**Given task:** Filter the listing below, copying every line in which the word "Instructional" appears.

[Raw records]
-=-=-=-=-
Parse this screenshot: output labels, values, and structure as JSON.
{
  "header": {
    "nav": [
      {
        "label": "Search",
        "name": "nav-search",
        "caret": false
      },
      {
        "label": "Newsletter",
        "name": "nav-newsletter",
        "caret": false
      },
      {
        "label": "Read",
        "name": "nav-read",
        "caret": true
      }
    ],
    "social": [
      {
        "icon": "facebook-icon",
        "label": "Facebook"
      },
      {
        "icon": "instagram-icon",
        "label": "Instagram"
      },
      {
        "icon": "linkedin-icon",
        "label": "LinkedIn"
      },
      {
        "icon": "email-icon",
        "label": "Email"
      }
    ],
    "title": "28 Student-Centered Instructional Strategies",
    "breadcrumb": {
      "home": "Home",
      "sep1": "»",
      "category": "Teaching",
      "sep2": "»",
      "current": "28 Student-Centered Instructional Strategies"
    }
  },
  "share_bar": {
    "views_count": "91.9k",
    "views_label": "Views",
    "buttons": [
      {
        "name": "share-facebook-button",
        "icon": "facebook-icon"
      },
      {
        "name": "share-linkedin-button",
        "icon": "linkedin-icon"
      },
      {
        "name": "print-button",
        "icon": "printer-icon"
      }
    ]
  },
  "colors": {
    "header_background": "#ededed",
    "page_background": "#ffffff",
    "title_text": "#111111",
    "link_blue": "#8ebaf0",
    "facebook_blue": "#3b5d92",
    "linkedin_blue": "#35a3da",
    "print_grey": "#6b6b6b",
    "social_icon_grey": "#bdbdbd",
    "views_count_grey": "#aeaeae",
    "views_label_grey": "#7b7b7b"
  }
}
-=-=-=-=-
**The result:**
    "title": "28 Student-Centered Instructional Strategies",
      "current": "28 Student-Centered Instructional Strategies"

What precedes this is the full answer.